• [DIRECTIONS]:
From the listing below, extract each line containing the string "Anthony".

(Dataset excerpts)
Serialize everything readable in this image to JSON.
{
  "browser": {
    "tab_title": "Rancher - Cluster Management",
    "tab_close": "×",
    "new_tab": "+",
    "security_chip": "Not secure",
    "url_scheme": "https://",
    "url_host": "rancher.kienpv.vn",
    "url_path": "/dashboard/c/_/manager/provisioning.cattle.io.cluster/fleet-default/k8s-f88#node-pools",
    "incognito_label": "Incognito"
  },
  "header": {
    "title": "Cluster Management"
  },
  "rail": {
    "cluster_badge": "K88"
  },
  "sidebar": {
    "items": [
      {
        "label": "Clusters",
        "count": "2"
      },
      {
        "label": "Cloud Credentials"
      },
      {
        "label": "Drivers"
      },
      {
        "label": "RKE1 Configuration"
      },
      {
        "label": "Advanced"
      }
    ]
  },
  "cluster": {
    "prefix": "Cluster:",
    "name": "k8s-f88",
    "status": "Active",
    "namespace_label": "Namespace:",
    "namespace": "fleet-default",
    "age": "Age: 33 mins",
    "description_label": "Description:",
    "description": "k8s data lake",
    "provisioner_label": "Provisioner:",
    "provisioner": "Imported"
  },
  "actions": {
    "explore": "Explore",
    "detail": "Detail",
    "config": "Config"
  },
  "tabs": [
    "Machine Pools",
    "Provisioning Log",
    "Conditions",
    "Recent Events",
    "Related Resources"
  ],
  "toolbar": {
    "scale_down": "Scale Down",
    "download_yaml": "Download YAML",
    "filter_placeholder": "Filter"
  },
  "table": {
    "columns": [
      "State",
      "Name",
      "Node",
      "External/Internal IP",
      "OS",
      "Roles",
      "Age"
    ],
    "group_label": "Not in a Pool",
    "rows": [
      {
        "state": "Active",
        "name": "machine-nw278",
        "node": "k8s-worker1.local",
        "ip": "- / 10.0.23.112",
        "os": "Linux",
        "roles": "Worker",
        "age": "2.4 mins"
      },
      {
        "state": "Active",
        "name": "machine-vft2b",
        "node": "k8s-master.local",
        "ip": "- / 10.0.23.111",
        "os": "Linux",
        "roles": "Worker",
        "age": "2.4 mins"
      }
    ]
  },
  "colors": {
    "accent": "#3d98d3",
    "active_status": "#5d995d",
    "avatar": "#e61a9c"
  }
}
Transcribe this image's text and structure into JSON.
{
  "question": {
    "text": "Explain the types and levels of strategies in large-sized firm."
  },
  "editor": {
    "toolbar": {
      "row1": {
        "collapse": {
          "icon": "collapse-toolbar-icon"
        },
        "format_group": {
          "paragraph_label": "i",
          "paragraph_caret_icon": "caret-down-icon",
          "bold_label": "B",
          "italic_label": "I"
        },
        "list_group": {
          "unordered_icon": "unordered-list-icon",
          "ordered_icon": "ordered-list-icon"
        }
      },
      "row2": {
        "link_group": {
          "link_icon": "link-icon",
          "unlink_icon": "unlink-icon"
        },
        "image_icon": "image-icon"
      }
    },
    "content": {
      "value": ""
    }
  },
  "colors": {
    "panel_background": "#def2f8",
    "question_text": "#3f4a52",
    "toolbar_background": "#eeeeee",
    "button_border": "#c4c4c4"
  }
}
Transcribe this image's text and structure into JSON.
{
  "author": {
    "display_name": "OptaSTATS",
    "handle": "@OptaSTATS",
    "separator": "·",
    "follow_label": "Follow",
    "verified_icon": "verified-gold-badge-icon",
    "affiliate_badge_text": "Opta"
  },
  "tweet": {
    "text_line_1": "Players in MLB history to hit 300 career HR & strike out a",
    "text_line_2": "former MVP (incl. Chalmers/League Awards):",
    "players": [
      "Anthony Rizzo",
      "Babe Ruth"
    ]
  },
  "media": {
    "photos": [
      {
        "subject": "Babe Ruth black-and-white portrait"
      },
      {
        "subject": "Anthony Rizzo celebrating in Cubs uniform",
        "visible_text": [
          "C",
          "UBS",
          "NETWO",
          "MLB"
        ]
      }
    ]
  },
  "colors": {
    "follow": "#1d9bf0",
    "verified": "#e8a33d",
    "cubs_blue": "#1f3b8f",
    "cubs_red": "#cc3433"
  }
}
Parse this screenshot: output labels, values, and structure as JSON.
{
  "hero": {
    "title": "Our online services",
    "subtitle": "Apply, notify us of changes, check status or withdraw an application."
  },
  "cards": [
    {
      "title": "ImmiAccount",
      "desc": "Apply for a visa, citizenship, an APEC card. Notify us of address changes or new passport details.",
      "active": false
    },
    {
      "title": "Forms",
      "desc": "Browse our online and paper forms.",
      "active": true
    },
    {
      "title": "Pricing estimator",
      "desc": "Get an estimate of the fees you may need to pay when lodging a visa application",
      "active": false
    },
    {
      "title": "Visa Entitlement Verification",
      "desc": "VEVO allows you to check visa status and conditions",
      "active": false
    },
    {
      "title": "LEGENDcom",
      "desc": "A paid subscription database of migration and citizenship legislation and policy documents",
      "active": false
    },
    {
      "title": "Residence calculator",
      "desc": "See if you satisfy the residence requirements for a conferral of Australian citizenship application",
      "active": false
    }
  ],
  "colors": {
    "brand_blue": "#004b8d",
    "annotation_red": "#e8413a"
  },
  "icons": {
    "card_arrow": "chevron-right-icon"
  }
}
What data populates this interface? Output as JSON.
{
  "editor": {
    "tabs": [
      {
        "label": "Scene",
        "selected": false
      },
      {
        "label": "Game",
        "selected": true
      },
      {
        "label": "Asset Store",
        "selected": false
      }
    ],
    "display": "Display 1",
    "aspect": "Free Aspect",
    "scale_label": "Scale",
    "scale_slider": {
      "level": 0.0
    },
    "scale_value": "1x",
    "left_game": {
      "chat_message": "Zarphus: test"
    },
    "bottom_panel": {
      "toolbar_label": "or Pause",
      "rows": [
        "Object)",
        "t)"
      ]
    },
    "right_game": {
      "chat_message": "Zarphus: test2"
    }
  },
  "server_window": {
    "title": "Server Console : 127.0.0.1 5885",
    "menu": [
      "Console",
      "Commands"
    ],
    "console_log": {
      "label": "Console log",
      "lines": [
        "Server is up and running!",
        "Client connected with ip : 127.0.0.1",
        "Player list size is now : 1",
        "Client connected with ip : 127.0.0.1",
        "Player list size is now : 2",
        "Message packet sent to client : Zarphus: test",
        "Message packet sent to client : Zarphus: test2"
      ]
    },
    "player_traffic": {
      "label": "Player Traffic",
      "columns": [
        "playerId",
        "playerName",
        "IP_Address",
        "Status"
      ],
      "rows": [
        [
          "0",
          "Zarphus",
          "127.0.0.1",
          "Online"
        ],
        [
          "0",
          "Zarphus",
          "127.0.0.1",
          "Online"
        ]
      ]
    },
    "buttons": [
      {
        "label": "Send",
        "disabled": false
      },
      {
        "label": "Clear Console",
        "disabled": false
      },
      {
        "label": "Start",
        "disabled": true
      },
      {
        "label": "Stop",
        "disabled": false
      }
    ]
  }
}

• [TASK OUTPUT]:
      "Anthony Rizzo",
        "subject": "Anthony Rizzo celebrating in Cubs uniform",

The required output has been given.